Start of EXTRACTED DATA

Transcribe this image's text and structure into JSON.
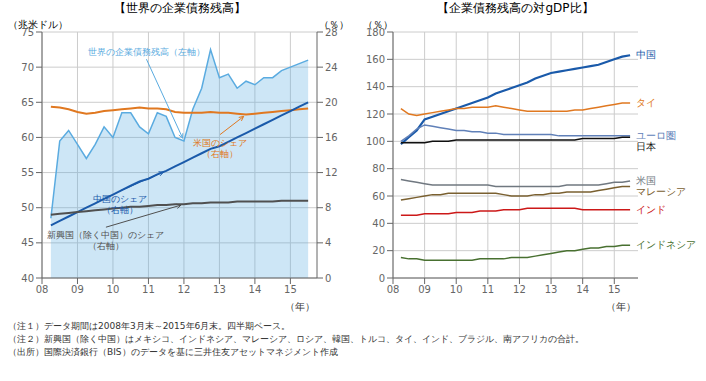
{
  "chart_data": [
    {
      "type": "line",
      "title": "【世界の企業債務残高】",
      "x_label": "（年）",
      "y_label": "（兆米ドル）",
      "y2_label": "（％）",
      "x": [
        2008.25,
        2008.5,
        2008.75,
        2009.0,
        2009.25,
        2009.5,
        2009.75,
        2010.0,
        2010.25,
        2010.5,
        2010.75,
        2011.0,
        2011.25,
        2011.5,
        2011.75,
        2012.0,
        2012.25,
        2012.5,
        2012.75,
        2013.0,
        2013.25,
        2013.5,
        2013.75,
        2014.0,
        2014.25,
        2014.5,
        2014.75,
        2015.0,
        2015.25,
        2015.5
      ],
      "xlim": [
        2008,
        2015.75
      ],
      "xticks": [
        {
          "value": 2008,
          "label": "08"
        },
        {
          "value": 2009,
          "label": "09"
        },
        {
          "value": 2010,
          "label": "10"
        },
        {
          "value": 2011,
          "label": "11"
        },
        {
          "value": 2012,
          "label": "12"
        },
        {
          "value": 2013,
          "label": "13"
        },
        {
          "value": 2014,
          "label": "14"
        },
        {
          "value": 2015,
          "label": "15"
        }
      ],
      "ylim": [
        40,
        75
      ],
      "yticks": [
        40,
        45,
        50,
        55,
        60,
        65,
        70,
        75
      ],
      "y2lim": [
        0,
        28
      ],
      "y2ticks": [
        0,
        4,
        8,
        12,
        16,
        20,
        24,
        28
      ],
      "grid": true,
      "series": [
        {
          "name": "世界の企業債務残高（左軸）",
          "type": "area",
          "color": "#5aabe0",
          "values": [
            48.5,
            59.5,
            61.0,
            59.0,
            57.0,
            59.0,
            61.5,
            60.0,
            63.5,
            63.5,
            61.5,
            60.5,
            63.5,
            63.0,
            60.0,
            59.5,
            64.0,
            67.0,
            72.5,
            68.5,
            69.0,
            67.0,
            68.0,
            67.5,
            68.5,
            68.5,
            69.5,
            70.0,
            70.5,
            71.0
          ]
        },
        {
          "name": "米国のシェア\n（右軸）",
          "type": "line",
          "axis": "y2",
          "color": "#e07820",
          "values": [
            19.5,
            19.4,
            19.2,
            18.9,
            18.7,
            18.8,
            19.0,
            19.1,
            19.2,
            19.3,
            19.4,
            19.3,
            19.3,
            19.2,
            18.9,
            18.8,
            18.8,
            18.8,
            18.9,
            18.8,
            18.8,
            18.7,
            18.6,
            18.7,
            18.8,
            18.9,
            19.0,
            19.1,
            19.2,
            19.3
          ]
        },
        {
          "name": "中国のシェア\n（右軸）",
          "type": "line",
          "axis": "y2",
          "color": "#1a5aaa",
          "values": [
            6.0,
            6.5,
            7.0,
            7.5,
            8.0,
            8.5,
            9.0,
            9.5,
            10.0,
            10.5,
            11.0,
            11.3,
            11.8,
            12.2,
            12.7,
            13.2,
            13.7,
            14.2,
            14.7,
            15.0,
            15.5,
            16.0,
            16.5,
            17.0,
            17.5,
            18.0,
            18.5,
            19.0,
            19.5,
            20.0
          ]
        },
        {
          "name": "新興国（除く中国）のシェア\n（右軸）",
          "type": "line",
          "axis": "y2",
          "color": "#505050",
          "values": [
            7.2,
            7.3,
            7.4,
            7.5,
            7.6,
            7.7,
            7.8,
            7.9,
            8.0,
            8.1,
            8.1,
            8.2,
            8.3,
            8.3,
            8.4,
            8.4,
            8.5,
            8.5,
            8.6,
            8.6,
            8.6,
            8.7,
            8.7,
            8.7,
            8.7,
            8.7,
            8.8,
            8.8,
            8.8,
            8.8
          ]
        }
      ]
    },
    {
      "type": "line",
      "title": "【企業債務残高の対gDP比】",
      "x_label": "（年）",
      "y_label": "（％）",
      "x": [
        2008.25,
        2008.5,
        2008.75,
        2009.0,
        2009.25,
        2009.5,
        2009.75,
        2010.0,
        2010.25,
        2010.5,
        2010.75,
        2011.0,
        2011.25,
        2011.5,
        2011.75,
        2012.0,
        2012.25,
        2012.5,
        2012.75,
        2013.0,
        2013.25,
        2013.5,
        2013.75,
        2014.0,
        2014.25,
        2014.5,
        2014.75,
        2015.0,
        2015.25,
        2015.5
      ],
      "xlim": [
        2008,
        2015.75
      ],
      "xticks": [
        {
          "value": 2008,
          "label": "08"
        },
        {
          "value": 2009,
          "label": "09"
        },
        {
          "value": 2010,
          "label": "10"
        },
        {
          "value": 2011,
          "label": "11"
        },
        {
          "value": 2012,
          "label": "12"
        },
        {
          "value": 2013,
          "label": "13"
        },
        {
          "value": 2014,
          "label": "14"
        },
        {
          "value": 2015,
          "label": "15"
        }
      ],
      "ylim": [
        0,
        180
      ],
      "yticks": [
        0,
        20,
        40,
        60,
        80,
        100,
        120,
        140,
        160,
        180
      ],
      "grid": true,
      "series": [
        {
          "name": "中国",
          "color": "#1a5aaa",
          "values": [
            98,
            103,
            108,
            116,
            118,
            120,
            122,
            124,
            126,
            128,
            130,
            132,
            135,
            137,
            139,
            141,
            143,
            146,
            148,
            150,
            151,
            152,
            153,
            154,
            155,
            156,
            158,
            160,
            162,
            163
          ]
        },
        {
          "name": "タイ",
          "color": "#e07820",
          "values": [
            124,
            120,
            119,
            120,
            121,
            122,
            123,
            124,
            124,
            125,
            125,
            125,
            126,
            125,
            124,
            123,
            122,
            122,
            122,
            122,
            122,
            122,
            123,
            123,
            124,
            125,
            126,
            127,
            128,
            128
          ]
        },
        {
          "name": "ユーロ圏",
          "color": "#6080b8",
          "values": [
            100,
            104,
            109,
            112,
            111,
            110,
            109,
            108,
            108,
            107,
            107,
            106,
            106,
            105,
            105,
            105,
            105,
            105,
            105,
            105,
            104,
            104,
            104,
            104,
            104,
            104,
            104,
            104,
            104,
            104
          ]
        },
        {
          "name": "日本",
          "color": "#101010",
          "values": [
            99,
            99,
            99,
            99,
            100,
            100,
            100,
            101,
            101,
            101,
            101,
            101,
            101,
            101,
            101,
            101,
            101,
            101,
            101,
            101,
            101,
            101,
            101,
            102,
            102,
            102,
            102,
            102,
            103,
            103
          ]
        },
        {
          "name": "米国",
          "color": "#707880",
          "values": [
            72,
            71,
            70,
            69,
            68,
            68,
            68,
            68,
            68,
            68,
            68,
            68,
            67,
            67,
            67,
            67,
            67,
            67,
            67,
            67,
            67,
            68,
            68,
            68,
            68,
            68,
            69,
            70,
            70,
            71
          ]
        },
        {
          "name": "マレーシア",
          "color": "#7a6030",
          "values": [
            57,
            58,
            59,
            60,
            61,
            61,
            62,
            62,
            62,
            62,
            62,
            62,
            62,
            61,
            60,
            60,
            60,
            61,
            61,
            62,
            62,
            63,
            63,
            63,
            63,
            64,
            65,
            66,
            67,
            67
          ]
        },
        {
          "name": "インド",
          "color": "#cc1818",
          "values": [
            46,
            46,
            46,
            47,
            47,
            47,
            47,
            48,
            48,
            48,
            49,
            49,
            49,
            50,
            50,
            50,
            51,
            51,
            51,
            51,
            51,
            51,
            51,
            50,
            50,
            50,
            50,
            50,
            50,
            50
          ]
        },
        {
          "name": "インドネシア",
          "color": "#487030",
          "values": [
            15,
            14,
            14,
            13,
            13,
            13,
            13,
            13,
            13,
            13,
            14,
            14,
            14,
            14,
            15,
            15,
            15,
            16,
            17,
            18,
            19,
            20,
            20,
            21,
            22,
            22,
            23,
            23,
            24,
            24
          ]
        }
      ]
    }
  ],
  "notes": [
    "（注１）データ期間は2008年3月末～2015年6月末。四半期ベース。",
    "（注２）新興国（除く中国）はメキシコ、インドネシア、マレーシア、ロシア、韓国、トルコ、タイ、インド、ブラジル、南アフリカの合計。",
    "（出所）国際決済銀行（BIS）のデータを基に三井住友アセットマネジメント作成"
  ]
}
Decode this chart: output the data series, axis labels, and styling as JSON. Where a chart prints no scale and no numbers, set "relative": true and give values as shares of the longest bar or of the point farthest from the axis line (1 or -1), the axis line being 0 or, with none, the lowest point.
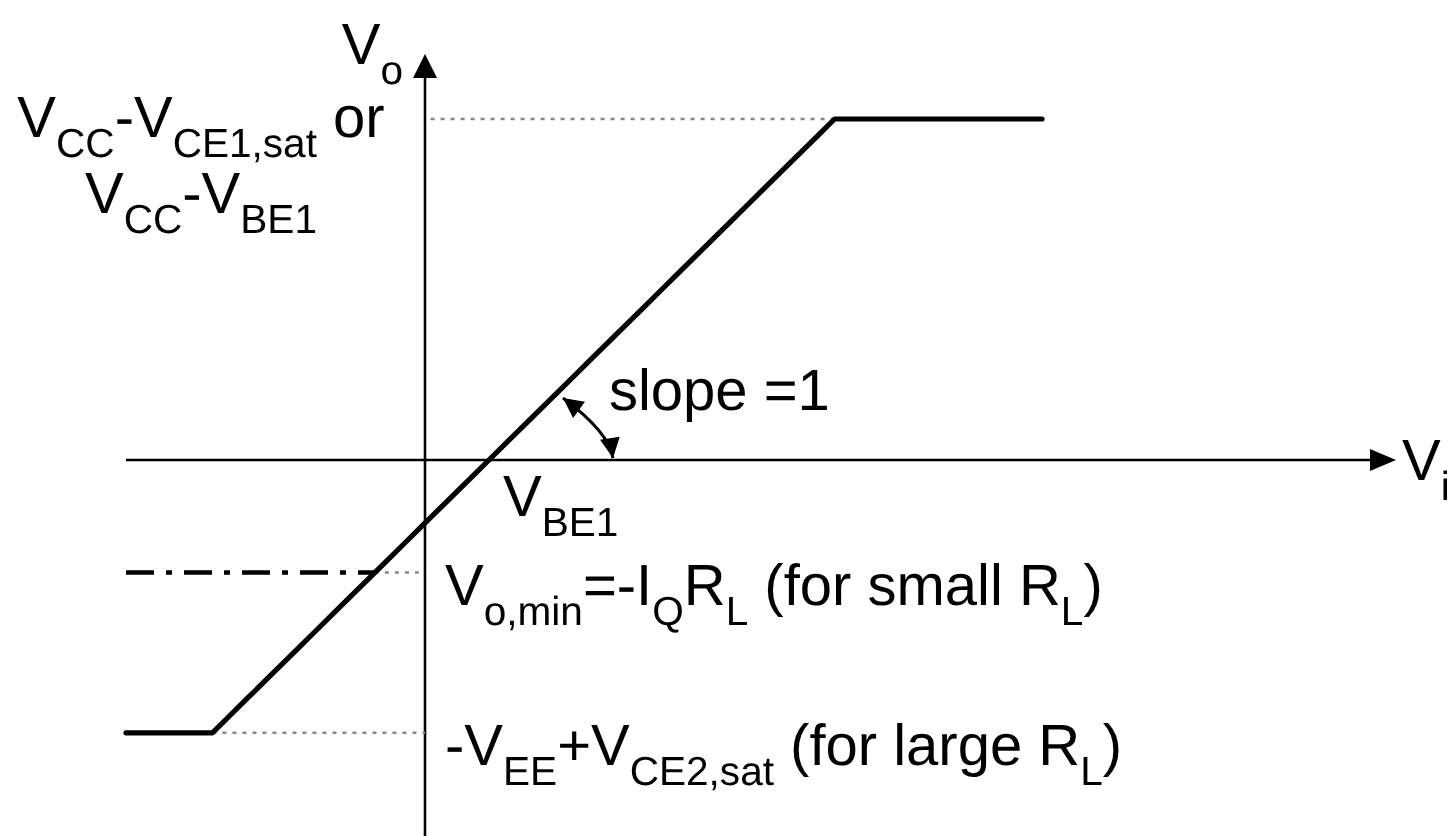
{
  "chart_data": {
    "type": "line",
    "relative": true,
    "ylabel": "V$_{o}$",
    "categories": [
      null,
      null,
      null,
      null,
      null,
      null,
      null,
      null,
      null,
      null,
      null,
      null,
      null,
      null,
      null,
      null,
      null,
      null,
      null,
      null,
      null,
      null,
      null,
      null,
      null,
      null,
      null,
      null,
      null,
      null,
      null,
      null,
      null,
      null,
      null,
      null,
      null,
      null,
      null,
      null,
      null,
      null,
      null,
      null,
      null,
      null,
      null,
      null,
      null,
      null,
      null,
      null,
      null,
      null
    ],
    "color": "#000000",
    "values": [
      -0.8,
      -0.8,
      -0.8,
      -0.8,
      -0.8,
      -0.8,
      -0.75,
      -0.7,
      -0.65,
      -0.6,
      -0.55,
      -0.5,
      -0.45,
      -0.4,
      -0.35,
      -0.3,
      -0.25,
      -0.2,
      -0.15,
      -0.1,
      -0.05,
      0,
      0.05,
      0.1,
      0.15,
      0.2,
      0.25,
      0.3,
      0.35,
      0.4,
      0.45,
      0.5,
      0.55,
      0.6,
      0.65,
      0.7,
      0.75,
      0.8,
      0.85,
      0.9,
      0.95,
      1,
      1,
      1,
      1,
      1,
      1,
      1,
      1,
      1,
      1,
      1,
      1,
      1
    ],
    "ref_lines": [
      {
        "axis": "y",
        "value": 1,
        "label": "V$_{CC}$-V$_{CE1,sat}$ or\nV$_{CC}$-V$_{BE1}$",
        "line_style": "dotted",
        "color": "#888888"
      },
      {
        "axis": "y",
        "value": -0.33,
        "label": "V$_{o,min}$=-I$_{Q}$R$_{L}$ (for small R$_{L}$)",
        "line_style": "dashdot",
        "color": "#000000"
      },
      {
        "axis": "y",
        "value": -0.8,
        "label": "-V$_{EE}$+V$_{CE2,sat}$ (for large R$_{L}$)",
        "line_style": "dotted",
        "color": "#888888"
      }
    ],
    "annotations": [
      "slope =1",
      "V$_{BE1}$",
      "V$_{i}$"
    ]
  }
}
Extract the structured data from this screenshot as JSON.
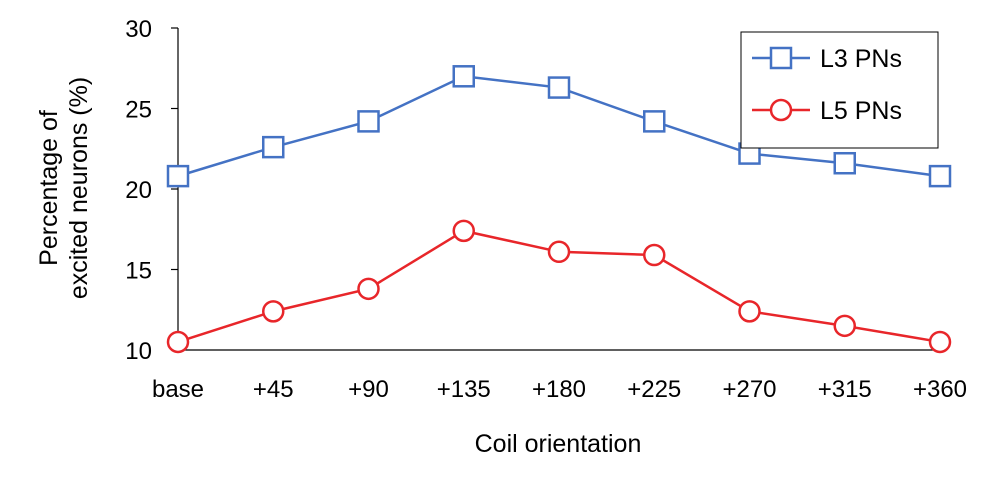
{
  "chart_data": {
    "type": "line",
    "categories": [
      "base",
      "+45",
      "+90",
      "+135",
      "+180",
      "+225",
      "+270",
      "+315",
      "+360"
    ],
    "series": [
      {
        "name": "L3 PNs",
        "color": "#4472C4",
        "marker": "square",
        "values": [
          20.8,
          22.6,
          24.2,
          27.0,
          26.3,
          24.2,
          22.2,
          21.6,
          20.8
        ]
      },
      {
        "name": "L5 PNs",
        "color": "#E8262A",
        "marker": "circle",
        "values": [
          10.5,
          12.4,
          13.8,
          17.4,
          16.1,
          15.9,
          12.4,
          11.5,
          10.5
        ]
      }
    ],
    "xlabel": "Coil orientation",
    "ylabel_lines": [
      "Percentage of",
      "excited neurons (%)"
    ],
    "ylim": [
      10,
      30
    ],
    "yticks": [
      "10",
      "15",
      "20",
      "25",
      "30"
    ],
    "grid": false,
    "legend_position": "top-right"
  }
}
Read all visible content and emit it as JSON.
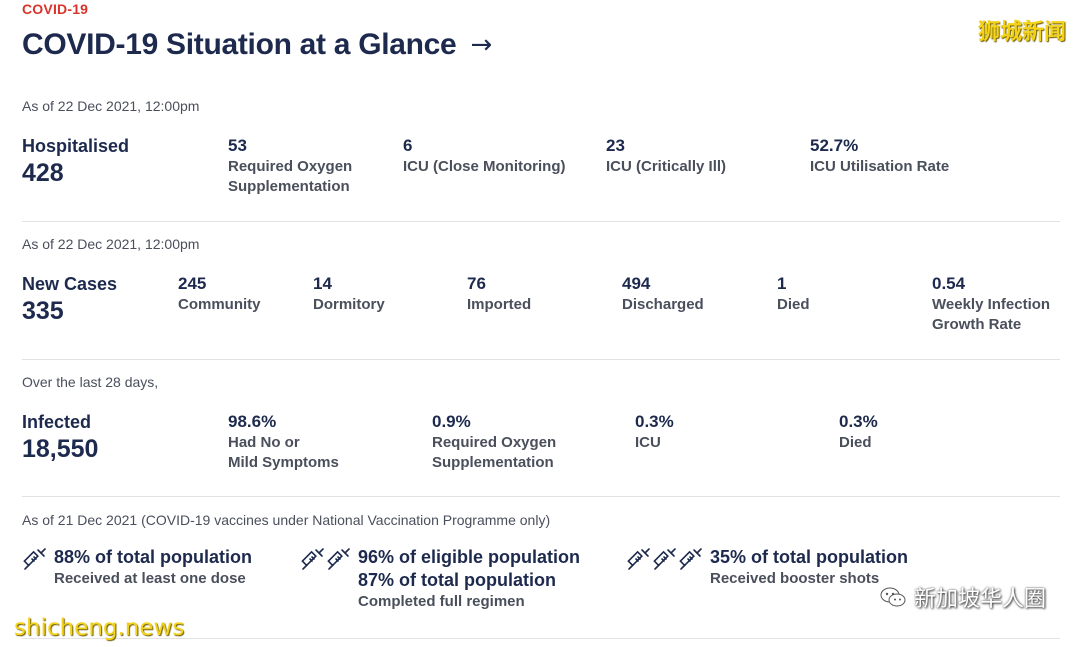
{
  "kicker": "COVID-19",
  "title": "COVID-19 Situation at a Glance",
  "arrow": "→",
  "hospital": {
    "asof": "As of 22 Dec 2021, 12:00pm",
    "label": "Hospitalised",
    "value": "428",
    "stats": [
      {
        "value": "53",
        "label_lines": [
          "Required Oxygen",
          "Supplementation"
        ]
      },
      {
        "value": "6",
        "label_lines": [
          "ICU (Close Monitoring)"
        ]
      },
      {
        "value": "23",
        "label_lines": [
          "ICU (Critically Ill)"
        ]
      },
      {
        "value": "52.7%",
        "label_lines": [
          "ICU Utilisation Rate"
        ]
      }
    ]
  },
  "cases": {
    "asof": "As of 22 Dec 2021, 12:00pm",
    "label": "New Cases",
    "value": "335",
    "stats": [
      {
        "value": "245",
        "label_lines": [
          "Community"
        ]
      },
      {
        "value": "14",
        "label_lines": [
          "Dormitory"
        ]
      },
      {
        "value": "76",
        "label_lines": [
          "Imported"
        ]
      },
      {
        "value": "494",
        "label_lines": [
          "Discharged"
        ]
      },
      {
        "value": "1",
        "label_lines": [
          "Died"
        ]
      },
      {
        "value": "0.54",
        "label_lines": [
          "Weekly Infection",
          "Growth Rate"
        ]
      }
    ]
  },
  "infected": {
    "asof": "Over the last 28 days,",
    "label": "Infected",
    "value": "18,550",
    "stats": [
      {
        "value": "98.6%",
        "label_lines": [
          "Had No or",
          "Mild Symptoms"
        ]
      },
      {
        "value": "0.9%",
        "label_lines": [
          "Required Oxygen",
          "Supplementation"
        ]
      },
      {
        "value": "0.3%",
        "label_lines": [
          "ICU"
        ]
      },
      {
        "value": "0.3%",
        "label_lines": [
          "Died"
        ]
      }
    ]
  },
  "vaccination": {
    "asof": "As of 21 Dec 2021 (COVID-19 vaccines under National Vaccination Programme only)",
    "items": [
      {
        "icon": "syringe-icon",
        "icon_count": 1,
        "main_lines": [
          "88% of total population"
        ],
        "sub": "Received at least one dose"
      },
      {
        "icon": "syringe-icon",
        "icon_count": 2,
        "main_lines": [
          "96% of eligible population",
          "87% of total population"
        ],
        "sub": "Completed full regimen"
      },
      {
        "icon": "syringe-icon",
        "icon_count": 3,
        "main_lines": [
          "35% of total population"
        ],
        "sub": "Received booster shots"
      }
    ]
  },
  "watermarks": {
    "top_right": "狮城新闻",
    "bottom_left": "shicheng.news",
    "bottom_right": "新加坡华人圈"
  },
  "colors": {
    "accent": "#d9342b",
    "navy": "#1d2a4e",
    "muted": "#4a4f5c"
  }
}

End of EXTRACTED DATA

→ EXERCISE PROMPT
Sift the material for lines with the string "除く中国". Copy each one found.

→ RESPONSE TO THIS TASK
          "name": "新興国（除く中国）のシェア\n（右軸）",
    "（注２）新興国（除く中国）はメキシコ、インドネシア、マレーシア、ロシア、韓国、トルコ、タイ、インド、ブラジル、南アフリカの合計。",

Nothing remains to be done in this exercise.